─── Dataset records ───
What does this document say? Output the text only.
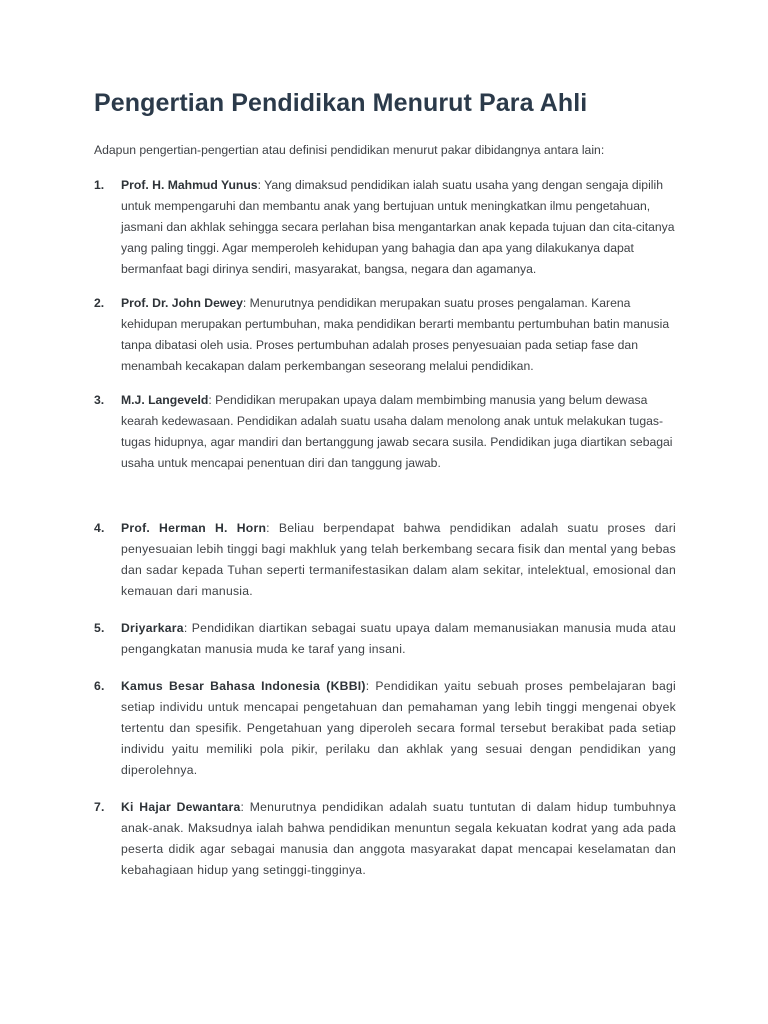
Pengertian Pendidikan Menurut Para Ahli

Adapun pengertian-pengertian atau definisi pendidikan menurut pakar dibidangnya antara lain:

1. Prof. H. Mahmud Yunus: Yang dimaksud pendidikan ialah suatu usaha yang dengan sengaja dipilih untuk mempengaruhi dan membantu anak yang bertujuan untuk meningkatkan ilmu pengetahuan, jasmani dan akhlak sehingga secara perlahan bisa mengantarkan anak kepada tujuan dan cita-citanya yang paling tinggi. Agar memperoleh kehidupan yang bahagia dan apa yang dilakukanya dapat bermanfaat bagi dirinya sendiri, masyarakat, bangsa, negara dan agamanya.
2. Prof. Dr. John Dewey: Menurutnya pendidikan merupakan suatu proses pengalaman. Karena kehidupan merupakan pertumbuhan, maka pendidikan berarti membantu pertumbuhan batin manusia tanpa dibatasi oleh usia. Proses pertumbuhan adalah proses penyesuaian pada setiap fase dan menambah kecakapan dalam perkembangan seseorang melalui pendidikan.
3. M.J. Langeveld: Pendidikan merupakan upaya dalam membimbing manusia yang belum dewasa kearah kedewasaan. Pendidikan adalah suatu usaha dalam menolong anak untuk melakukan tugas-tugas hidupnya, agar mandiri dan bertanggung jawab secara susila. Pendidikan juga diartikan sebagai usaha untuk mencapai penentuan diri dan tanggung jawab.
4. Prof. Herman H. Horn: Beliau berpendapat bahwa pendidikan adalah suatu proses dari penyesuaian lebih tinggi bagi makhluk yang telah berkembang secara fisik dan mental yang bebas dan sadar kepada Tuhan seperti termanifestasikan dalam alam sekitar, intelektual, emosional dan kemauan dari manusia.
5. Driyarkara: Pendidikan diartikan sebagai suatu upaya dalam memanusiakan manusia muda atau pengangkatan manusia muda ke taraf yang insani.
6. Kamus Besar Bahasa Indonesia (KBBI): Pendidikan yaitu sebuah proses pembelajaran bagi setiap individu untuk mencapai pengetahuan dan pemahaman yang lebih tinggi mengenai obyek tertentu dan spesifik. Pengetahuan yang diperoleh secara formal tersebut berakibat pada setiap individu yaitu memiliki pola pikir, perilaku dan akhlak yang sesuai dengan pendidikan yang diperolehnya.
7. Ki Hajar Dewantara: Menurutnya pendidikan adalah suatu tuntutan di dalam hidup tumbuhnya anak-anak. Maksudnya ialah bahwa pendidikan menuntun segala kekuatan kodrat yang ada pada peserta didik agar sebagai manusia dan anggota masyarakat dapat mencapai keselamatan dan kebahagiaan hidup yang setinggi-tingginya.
───
**The exercise**
Only a number is expected here: the count of lines in the listing that hold the string "atau".

**Worked answer**
2